Request: Collect all lines below with the string "Peak".

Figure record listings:
· · · · · · ·
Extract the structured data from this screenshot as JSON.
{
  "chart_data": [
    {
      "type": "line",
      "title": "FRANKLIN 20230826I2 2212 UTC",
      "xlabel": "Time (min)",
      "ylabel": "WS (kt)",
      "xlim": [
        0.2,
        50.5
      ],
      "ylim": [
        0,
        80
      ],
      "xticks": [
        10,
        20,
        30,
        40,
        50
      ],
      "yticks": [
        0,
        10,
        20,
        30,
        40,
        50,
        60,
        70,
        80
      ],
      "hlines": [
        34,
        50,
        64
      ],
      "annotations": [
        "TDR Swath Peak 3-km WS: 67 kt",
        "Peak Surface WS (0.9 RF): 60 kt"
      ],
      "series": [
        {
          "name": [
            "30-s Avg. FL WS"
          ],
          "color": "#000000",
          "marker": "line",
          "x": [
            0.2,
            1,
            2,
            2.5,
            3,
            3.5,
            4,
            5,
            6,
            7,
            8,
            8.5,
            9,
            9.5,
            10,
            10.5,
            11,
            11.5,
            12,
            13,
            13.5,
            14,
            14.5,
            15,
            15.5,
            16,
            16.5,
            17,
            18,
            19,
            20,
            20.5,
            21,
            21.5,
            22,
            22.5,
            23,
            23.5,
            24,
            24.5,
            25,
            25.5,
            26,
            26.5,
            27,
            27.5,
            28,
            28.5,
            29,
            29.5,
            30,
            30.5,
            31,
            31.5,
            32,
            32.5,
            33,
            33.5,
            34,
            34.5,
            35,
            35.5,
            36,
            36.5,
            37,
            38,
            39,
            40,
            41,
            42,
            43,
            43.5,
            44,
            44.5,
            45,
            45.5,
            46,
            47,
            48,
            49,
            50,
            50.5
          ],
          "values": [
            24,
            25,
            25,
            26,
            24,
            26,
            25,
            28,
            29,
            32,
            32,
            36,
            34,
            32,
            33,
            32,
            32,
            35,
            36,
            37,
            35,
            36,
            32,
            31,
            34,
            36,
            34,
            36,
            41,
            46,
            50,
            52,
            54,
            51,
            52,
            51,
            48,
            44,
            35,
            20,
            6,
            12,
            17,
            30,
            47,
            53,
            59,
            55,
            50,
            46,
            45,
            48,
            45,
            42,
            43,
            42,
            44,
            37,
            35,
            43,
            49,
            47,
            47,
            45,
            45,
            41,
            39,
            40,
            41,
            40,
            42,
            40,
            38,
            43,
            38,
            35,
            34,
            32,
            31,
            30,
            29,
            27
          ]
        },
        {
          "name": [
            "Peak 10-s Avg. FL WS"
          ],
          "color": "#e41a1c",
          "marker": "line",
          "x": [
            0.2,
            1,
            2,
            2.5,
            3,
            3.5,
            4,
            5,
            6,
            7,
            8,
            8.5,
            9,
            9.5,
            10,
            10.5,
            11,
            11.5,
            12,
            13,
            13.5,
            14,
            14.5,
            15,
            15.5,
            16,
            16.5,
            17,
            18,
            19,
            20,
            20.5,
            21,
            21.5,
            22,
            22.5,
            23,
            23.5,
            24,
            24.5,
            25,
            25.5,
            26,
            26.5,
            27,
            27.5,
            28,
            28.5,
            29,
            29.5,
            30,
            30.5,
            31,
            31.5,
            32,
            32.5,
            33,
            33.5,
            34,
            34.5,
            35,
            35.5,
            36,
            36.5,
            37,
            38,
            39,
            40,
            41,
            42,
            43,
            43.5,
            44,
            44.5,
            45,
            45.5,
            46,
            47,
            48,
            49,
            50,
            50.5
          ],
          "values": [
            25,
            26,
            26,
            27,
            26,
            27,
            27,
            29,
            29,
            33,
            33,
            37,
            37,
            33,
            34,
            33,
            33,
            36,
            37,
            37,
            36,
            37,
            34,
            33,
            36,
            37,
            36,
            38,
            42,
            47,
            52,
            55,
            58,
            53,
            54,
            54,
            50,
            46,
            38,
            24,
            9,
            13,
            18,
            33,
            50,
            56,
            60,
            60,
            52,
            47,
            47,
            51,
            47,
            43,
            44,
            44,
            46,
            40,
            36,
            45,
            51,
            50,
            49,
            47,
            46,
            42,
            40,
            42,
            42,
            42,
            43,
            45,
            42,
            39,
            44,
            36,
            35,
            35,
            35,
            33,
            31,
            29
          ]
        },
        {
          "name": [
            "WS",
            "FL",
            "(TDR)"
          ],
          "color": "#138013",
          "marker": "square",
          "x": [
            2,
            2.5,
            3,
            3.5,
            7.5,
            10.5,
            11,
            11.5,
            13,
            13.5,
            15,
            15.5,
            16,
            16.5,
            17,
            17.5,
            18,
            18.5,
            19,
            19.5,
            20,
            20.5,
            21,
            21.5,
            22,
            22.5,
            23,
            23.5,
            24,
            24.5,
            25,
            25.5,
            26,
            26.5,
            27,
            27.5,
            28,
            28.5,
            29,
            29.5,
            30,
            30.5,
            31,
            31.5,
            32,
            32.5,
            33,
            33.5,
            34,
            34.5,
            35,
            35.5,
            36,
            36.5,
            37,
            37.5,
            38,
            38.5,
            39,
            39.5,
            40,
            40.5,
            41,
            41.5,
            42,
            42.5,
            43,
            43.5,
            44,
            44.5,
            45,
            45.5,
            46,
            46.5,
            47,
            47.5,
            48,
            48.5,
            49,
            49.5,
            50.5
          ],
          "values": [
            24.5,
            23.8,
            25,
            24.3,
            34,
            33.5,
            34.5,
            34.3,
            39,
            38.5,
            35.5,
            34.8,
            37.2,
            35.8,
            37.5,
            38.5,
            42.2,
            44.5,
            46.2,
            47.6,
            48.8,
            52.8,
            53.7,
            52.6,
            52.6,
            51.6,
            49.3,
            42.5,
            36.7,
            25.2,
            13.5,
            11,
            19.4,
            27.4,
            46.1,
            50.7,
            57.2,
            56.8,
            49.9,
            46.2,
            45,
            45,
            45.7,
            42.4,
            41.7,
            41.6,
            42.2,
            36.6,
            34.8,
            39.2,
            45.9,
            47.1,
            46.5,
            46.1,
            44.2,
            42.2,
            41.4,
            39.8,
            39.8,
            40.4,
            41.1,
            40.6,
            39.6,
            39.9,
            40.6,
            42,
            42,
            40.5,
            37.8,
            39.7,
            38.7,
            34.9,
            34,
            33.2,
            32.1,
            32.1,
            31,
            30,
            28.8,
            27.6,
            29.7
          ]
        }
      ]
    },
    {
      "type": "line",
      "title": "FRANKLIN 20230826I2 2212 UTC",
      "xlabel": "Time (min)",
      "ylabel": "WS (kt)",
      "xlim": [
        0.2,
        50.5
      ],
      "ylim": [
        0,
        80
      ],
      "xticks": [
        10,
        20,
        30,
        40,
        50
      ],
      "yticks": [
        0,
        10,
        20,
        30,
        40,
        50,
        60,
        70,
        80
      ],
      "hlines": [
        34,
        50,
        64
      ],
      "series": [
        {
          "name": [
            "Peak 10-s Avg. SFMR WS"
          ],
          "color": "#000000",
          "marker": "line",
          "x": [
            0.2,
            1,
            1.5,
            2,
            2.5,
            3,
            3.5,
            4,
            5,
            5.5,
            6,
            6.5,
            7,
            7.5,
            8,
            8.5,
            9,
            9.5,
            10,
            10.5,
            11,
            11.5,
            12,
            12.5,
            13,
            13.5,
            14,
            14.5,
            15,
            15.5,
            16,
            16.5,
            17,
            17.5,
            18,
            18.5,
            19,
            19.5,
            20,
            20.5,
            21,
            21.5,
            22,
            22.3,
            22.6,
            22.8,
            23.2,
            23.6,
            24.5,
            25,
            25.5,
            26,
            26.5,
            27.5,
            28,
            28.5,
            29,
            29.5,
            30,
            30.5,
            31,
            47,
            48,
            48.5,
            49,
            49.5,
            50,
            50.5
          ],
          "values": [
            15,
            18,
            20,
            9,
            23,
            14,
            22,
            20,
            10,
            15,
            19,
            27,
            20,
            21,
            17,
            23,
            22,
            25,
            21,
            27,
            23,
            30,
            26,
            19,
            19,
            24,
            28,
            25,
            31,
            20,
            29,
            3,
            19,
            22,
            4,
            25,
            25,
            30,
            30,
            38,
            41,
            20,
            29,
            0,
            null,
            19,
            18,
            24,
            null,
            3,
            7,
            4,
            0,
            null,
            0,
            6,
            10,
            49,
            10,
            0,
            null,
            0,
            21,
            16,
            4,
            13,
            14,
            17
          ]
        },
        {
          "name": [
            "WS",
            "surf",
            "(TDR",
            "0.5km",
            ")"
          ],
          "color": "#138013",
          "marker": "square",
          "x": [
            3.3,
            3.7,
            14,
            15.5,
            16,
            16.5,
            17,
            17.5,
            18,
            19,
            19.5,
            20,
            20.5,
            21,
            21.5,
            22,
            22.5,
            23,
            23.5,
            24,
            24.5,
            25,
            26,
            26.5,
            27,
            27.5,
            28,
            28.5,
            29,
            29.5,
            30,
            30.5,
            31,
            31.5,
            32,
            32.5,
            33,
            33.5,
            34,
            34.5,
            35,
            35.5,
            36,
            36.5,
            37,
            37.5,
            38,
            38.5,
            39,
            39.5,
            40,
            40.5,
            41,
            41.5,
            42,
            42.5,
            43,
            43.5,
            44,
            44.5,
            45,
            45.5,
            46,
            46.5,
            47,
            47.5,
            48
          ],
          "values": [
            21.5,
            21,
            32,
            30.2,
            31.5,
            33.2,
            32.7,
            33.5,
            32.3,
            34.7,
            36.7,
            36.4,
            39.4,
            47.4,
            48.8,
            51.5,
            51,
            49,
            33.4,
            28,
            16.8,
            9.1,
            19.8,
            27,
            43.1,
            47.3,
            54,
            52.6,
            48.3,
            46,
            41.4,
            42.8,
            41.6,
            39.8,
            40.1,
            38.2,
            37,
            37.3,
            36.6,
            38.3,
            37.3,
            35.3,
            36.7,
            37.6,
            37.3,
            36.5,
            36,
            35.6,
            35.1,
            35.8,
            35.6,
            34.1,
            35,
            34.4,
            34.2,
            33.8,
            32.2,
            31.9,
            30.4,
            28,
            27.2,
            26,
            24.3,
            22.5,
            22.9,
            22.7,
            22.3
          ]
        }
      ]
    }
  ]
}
· · · · · · ·
Task response:
        "TDR Swath Peak 3-km WS: 67 kt",
        "Peak Surface WS (0.9 RF): 60 kt"
            "Peak 10-s Avg. FL WS"
            "Peak 10-s Avg. SFMR WS"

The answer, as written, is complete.